(Collection entries)
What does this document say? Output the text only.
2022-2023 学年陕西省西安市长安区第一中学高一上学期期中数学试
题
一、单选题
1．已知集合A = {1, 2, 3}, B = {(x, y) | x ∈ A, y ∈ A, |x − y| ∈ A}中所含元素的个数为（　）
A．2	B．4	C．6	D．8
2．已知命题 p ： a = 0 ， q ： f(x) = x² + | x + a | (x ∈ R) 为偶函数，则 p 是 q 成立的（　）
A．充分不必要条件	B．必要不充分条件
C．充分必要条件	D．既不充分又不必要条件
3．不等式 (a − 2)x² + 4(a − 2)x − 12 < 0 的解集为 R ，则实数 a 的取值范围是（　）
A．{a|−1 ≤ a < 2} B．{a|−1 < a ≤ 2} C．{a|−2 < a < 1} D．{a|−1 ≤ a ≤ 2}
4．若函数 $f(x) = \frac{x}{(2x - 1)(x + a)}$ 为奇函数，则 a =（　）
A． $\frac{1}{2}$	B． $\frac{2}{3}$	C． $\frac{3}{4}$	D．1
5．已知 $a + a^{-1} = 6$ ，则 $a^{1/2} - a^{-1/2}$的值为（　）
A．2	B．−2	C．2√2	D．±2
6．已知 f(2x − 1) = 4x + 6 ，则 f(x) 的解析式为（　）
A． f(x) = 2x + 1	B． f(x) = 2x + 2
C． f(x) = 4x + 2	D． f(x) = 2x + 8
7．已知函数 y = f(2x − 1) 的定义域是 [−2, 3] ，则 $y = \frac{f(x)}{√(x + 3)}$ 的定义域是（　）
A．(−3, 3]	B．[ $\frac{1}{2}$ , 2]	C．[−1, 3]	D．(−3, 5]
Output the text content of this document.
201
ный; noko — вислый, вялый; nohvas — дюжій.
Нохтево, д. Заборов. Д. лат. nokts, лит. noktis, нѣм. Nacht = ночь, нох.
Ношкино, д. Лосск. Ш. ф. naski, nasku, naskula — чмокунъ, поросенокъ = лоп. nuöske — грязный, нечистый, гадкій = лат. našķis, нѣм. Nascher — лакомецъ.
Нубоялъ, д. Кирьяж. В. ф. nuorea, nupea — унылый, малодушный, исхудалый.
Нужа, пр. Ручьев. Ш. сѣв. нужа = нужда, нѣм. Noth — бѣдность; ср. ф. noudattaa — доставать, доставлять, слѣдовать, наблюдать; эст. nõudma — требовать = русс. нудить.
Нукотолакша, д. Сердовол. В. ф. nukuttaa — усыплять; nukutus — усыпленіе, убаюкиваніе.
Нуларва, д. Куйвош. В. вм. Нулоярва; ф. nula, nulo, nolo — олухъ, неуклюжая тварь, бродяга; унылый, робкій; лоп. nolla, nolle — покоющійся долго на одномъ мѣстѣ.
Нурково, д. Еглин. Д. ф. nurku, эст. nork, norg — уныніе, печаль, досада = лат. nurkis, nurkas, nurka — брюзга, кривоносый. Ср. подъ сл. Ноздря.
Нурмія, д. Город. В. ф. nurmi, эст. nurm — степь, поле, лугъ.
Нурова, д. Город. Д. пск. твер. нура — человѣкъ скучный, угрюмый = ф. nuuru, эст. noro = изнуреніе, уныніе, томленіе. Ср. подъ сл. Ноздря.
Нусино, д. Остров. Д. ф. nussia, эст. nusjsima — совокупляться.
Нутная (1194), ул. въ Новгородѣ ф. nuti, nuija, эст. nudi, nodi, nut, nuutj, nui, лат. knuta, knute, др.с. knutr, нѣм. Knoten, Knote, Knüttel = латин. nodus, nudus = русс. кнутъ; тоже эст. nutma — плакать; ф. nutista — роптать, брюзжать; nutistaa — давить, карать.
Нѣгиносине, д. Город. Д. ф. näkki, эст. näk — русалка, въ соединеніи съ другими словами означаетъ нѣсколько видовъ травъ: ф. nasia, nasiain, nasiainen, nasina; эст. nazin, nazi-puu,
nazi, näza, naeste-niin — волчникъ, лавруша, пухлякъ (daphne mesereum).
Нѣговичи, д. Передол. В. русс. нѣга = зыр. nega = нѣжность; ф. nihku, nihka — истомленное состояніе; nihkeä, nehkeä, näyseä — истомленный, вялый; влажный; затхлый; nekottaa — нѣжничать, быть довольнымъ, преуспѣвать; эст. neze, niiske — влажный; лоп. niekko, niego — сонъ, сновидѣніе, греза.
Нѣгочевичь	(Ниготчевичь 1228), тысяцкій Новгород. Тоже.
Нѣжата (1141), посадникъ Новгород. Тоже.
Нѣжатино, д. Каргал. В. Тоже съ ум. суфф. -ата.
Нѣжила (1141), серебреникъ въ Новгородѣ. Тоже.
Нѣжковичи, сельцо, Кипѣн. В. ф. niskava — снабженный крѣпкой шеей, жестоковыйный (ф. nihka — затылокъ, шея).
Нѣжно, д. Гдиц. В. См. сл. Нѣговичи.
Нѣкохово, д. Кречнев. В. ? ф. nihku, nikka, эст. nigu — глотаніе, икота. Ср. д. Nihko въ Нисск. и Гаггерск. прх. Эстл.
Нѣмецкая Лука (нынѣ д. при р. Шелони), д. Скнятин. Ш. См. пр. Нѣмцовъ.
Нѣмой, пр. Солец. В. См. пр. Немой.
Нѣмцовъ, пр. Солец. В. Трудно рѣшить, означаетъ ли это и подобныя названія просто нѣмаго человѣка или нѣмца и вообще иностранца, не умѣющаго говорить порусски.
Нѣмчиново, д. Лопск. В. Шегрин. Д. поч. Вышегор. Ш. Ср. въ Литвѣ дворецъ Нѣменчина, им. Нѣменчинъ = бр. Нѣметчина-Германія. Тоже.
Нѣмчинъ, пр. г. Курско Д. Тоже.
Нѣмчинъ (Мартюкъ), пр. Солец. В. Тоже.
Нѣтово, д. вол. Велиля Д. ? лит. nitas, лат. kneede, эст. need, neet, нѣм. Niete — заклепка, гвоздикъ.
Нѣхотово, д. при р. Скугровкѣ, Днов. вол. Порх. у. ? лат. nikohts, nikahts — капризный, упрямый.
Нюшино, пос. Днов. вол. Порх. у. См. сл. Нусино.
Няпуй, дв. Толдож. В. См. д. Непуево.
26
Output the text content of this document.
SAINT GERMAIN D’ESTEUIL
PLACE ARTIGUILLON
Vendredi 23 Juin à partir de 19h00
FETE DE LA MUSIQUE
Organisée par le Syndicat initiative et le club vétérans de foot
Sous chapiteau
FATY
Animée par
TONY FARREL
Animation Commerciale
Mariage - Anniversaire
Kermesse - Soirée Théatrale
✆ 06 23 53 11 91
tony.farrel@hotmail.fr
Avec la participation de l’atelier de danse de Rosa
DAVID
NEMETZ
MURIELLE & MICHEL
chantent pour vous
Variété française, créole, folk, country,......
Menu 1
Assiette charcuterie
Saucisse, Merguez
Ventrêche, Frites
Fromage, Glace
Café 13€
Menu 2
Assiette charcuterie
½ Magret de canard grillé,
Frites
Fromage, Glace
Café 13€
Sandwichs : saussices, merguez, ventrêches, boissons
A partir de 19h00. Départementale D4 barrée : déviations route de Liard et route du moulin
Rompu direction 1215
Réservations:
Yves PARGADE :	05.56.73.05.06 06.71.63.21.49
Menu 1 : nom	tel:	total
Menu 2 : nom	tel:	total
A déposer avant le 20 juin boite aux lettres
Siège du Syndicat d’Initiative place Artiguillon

(Problem requirements) Reproduce the complete data exactly as presented above.

(Task solution)
What does this document say? Output the text only.
2022-2023 学年陕西省西安市长安区第一中学高一上学期期中数学试
题
一、单选题
1．已知集合A = {1, 2, 3}, B = {(x, y) | x ∈ A, y ∈ A, |x − y| ∈ A}中所含元素的个数为（　）
A．2	B．4	C．6	D．8
2．已知命题 p ： a = 0 ， q ： f(x) = x² + | x + a | (x ∈ R) 为偶函数，则 p 是 q 成立的（　）
A．充分不必要条件	B．必要不充分条件
C．充分必要条件	D．既不充分又不必要条件
3．不等式 (a − 2)x² + 4(a − 2)x − 12 < 0 的解集为 R ，则实数 a 的取值范围是（　）
A．{a|−1 ≤ a < 2} B．{a|−1 < a ≤ 2} C．{a|−2 < a < 1} D．{a|−1 ≤ a ≤ 2}
4．若函数 $f(x) = \frac{x}{(2x - 1)(x + a)}$ 为奇函数，则 a =（　）
A． $\frac{1}{2}$	B． $\frac{2}{3}$	C． $\frac{3}{4}$	D．1
5．已知 $a + a^{-1} = 6$ ，则 $a^{1/2} - a^{-1/2}$的值为（　）
A．2	B．−2	C．2√2	D．±2
6．已知 f(2x − 1) = 4x + 6 ，则 f(x) 的解析式为（　）
A． f(x) = 2x + 1	B． f(x) = 2x + 2
C． f(x) = 4x + 2	D． f(x) = 2x + 8
7．已知函数 y = f(2x − 1) 的定义域是 [−2, 3] ，则 $y = \frac{f(x)}{√(x + 3)}$ 的定义域是（　）
A．(−3, 3]	B．[ $\frac{1}{2}$ , 2]	C．[−1, 3]	D．(−3, 5]
Output the text content of this document.
201
ный; noko — вислый, вялый; nohvas — дюжій.
Нохтево, д. Заборов. Д. лат. nokts, лит. noktis, нѣм. Nacht = ночь, нох.
Ношкино, д. Лосск. Ш. ф. naski, nasku, naskula — чмокунъ, поросенокъ = лоп. nuöske — грязный, нечистый, гадкій = лат. našķis, нѣм. Nascher — лакомецъ.
Нубоялъ, д. Кирьяж. В. ф. nuorea, nupea — унылый, малодушный, исхудалый.
Нужа, пр. Ручьев. Ш. сѣв. нужа = нужда, нѣм. Noth — бѣдность; ср. ф. noudattaa — доставать, доставлять, слѣдовать, наблюдать; эст. nõudma — требовать = русс. нудить.
Нукотолакша, д. Сердовол. В. ф. nukuttaa — усыплять; nukutus — усыпленіе, убаюкиваніе.
Нуларва, д. Куйвош. В. вм. Нулоярва; ф. nula, nulo, nolo — олухъ, неуклюжая тварь, бродяга; унылый, робкій; лоп. nolla, nolle — покоющійся долго на одномъ мѣстѣ.
Нурково, д. Еглин. Д. ф. nurku, эст. nork, norg — уныніе, печаль, досада = лат. nurkis, nurkas, nurka — брюзга, кривоносый. Ср. подъ сл. Ноздря.
Нурмія, д. Город. В. ф. nurmi, эст. nurm — степь, поле, лугъ.
Нурова, д. Город. Д. пск. твер. нура — человѣкъ скучный, угрюмый = ф. nuuru, эст. noro = изнуреніе, уныніе, томленіе. Ср. подъ сл. Ноздря.
Нусино, д. Остров. Д. ф. nussia, эст. nusjsima — совокупляться.
Нутная (1194), ул. въ Новгородѣ ф. nuti, nuija, эст. nudi, nodi, nut, nuutj, nui, лат. knuta, knute, др.с. knutr, нѣм. Knoten, Knote, Knüttel = латин. nodus, nudus = русс. кнутъ; тоже эст. nutma — плакать; ф. nutista — роптать, брюзжать; nutistaa — давить, карать.
Нѣгиносине, д. Город. Д. ф. näkki, эст. näk — русалка, въ соединеніи съ другими словами означаетъ нѣсколько видовъ травъ: ф. nasia, nasiain, nasiainen, nasina; эст. nazin, nazi-puu,
nazi, näza, naeste-niin — волчникъ, лавруша, пухлякъ (daphne mesereum).
Нѣговичи, д. Передол. В. русс. нѣга = зыр. nega = нѣжность; ф. nihku, nihka — истомленное состояніе; nihkeä, nehkeä, näyseä — истомленный, вялый; влажный; затхлый; nekottaa — нѣжничать, быть довольнымъ, преуспѣвать; эст. neze, niiske — влажный; лоп. niekko, niego — сонъ, сновидѣніе, греза.
Нѣгочевичь	(Ниготчевичь 1228), тысяцкій Новгород. Тоже.
Нѣжата (1141), посадникъ Новгород. Тоже.
Нѣжатино, д. Каргал. В. Тоже съ ум. суфф. -ата.
Нѣжила (1141), серебреникъ въ Новгородѣ. Тоже.
Нѣжковичи, сельцо, Кипѣн. В. ф. niskava — снабженный крѣпкой шеей, жестоковыйный (ф. nihka — затылокъ, шея).
Нѣжно, д. Гдиц. В. См. сл. Нѣговичи.
Нѣкохово, д. Кречнев. В. ? ф. nihku, nikka, эст. nigu — глотаніе, икота. Ср. д. Nihko въ Нисск. и Гаггерск. прх. Эстл.
Нѣмецкая Лука (нынѣ д. при р. Шелони), д. Скнятин. Ш. См. пр. Нѣмцовъ.
Нѣмой, пр. Солец. В. См. пр. Немой.
Нѣмцовъ, пр. Солец. В. Трудно рѣшить, означаетъ ли это и подобныя названія просто нѣмаго человѣка или нѣмца и вообще иностранца, не умѣющаго говорить порусски.
Нѣмчиново, д. Лопск. В. Шегрин. Д. поч. Вышегор. Ш. Ср. въ Литвѣ дворецъ Нѣменчина, им. Нѣменчинъ = бр. Нѣметчина-Германія. Тоже.
Нѣмчинъ, пр. г. Курско Д. Тоже.
Нѣмчинъ (Мартюкъ), пр. Солец. В. Тоже.
Нѣтово, д. вол. Велиля Д. ? лит. nitas, лат. kneede, эст. need, neet, нѣм. Niete — заклепка, гвоздикъ.
Нѣхотово, д. при р. Скугровкѣ, Днов. вол. Порх. у. ? лат. nikohts, nikahts — капризный, упрямый.
Нюшино, пос. Днов. вол. Порх. у. См. сл. Нусино.
Няпуй, дв. Толдож. В. См. д. Непуево.
26
Output the text content of this document.
SAINT GERMAIN D’ESTEUIL
PLACE ARTIGUILLON
Vendredi 23 Juin à partir de 19h00
FETE DE LA MUSIQUE
Organisée par le Syndicat initiative et le club vétérans de foot
Sous chapiteau
FATY
Animée par
TONY FARREL
Animation Commerciale
Mariage - Anniversaire
Kermesse - Soirée Théatrale
✆ 06 23 53 11 91
tony.farrel@hotmail.fr
Avec la participation de l’atelier de danse de Rosa
DAVID
NEMETZ
MURIELLE & MICHEL
chantent pour vous
Variété française, créole, folk, country,......
Menu 1
Assiette charcuterie
Saucisse, Merguez
Ventrêche, Frites
Fromage, Glace
Café 13€
Menu 2
Assiette charcuterie
½ Magret de canard grillé,
Frites
Fromage, Glace
Café 13€
Sandwichs : saussices, merguez, ventrêches, boissons
A partir de 19h00. Départementale D4 barrée : déviations route de Liard et route du moulin
Rompu direction 1215
Réservations:
Yves PARGADE :	05.56.73.05.06 06.71.63.21.49
Menu 1 : nom	tel:	total
Menu 2 : nom	tel:	total
A déposer avant le 20 juin boite aux lettres
Siège du Syndicat d’Initiative place Artiguillon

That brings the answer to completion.